---------- Data records ----------

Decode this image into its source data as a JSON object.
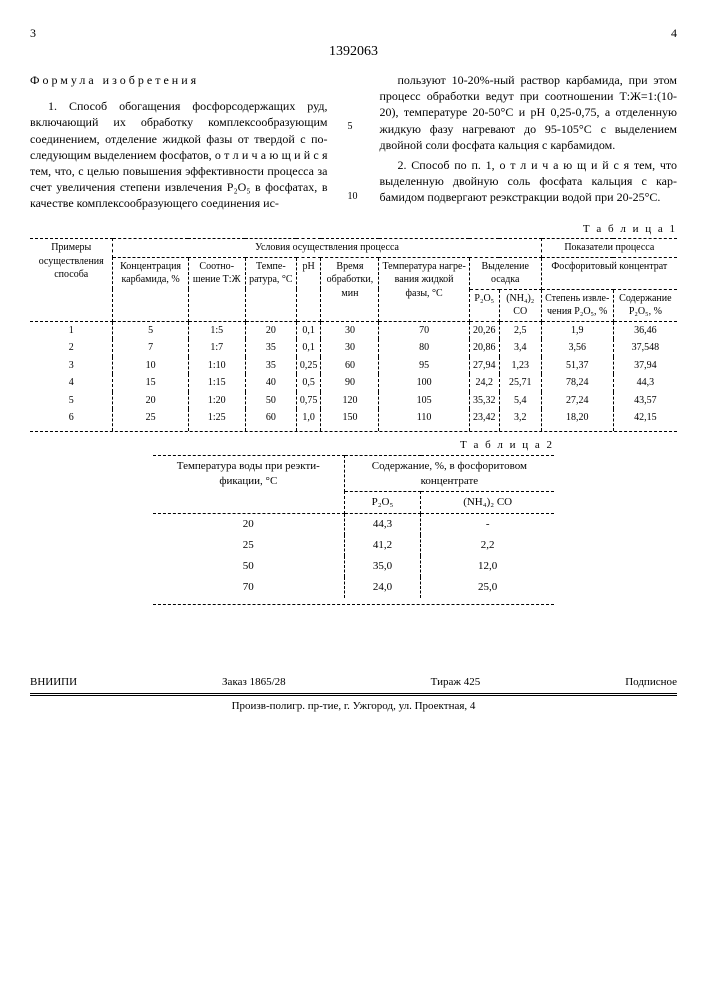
{
  "page_left": "3",
  "page_right": "4",
  "doc_number": "1392063",
  "formula_title": "Формула изобретения",
  "line_numbers": {
    "five": "5",
    "ten": "10"
  },
  "claims": {
    "p1_left": "1. Способ обогащения фосфорсодер­жащих руд, включающий их обработку комплексообразующим соединением, от­деление жидкой фазы от твердой с по­следующим выделением фосфатов, о т ­л и ч а ю щ и й с я  тем, что, с целью повышения эффективности процес­са за счет увеличения степени извле­чения P₂O₅ в фосфатах, в качестве комплексообразующего соединения ис-",
    "p1_right": "пользуют 10-20%-ный раствор карбами­да, при этом процесс обработки ведут при соотношении Т:Ж=1:(10-20), темпе­ратуре 20-50°С и pH 0,25-0,75, а от­деленную жидкую фазу нагревают до 95-105°С с выделением двойной соли фосфата кальция с карбамидом.",
    "p2_right": "2. Способ по п. 1, о т л и ч а ­ю щ и й с я  тем, что выделенную двойную соль фосфата кальция с кар­бамидом подвергают реэкстракции водой при 20-25°С."
  },
  "table1": {
    "label": "Т а б л и ц а 1",
    "group_headers": {
      "g1": "Примеры осущест­вления способа",
      "g2": "Условия осуществления процесса",
      "g3": "Показатели процесса"
    },
    "sub_headers": {
      "c1": "Концент­рация карба­мида, %",
      "c2": "Соотно­шение Т:Ж",
      "c3": "Темпе­ратура, °С",
      "c4": "pH",
      "c5": "Время обра­ботки, мин",
      "c6": "Темпе­ратура нагре­вания жидкой фазы, °С",
      "g_osadok": "Выделение осадка",
      "c7": "P₂O₅",
      "c8": "(NH₄)₂ CO",
      "g_konc": "Фосфоритовый концентрат",
      "c9": "Степень извле­чения P₂O₅, %",
      "c10": "Содержа­ние P₂O₅, %"
    },
    "rows": [
      [
        "1",
        "5",
        "1:5",
        "20",
        "0,1",
        "30",
        "70",
        "20,26",
        "2,5",
        "1,9",
        "36,46"
      ],
      [
        "2",
        "7",
        "1:7",
        "35",
        "0,1",
        "30",
        "80",
        "20,86",
        "3,4",
        "3,56",
        "37,548"
      ],
      [
        "3",
        "10",
        "1:10",
        "35",
        "0,25",
        "60",
        "95",
        "27,94",
        "1,23",
        "51,37",
        "37,94"
      ],
      [
        "4",
        "15",
        "1:15",
        "40",
        "0,5",
        "90",
        "100",
        "24,2",
        "25,71",
        "78,24",
        "44,3"
      ],
      [
        "5",
        "20",
        "1:20",
        "50",
        "0,75",
        "120",
        "105",
        "35,32",
        "5,4",
        "27,24",
        "43,57"
      ],
      [
        "6",
        "25",
        "1:25",
        "60",
        "1,0",
        "150",
        "110",
        "23,42",
        "3,2",
        "18,20",
        "42,15"
      ]
    ]
  },
  "table2": {
    "label": "Т а б л и ц а 2",
    "headers": {
      "h1": "Темпера­тура во­ды при реэкти­фикации, °С",
      "h2": "Содержание, %, в фосфори­товом концентрате",
      "h2a": "P₂O₅",
      "h2b": "(NH₄)₂ CO"
    },
    "rows": [
      [
        "20",
        "44,3",
        "-"
      ],
      [
        "25",
        "41,2",
        "2,2"
      ],
      [
        "50",
        "35,0",
        "12,0"
      ],
      [
        "70",
        "24,0",
        "25,0"
      ]
    ]
  },
  "footer": {
    "org": "ВНИИПИ",
    "order": "Заказ 1865/28",
    "tirage": "Тираж 425",
    "sub": "Подписное",
    "addr": "Произв-полигр. пр-тие, г. Ужгород, ул. Проектная, 4"
  }
}
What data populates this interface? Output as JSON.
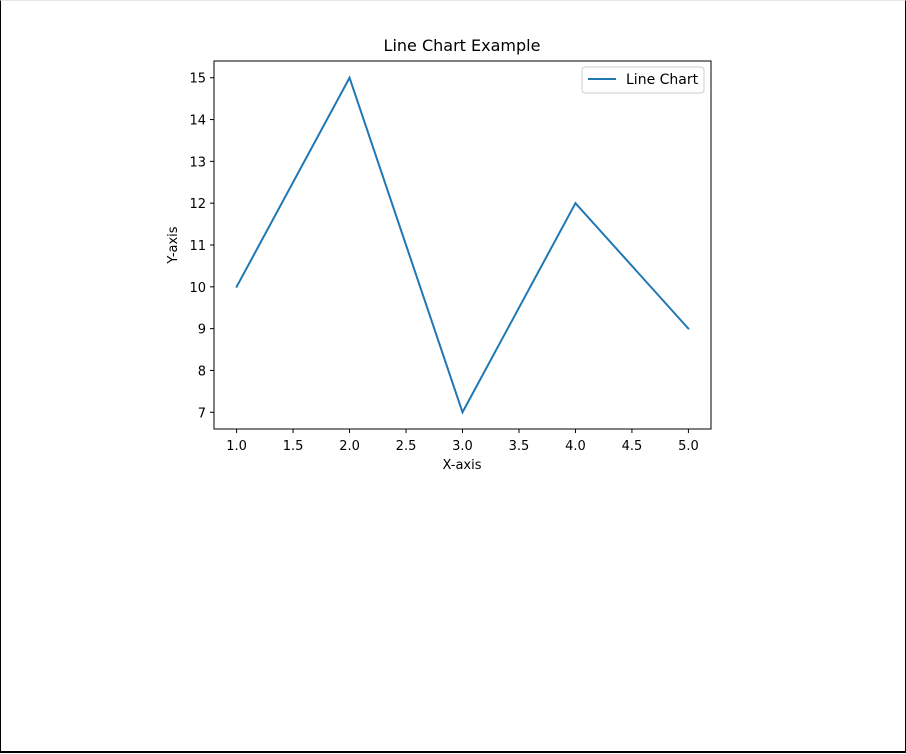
{
  "chart_data": {
    "type": "line",
    "title": "Line Chart Example",
    "xlabel": "X-axis",
    "ylabel": "Y-axis",
    "xlim": [
      0.8,
      5.2
    ],
    "ylim": [
      6.6,
      15.4
    ],
    "x_ticks": [
      "1.0",
      "1.5",
      "2.0",
      "2.5",
      "3.0",
      "3.5",
      "4.0",
      "4.5",
      "5.0"
    ],
    "y_ticks": [
      "7",
      "8",
      "9",
      "10",
      "11",
      "12",
      "13",
      "14",
      "15"
    ],
    "grid": false,
    "legend_position": "top-right",
    "series": [
      {
        "name": "Line Chart",
        "color": "#1f77b4",
        "x": [
          1,
          2,
          3,
          4,
          5
        ],
        "y": [
          10,
          15,
          7,
          12,
          9
        ]
      }
    ]
  }
}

----------

:: Request ::
Reproduce the lines above, exactly and exclusively, from the line containing "What data populates" down to the last line, both included; pictures are not part of the copy.

:: Exercise output ::
What data populates this interface? Output as JSON.
{
  "chart_data": {
    "type": "line",
    "title": "Line Chart Example",
    "xlabel": "X-axis",
    "ylabel": "Y-axis",
    "xlim": [
      0.8,
      5.2
    ],
    "ylim": [
      6.6,
      15.4
    ],
    "x_ticks": [
      "1.0",
      "1.5",
      "2.0",
      "2.5",
      "3.0",
      "3.5",
      "4.0",
      "4.5",
      "5.0"
    ],
    "y_ticks": [
      "7",
      "8",
      "9",
      "10",
      "11",
      "12",
      "13",
      "14",
      "15"
    ],
    "grid": false,
    "legend_position": "top-right",
    "series": [
      {
        "name": "Line Chart",
        "color": "#1f77b4",
        "x": [
          1,
          2,
          3,
          4,
          5
        ],
        "y": [
          10,
          15,
          7,
          12,
          9
        ]
      }
    ]
  }
}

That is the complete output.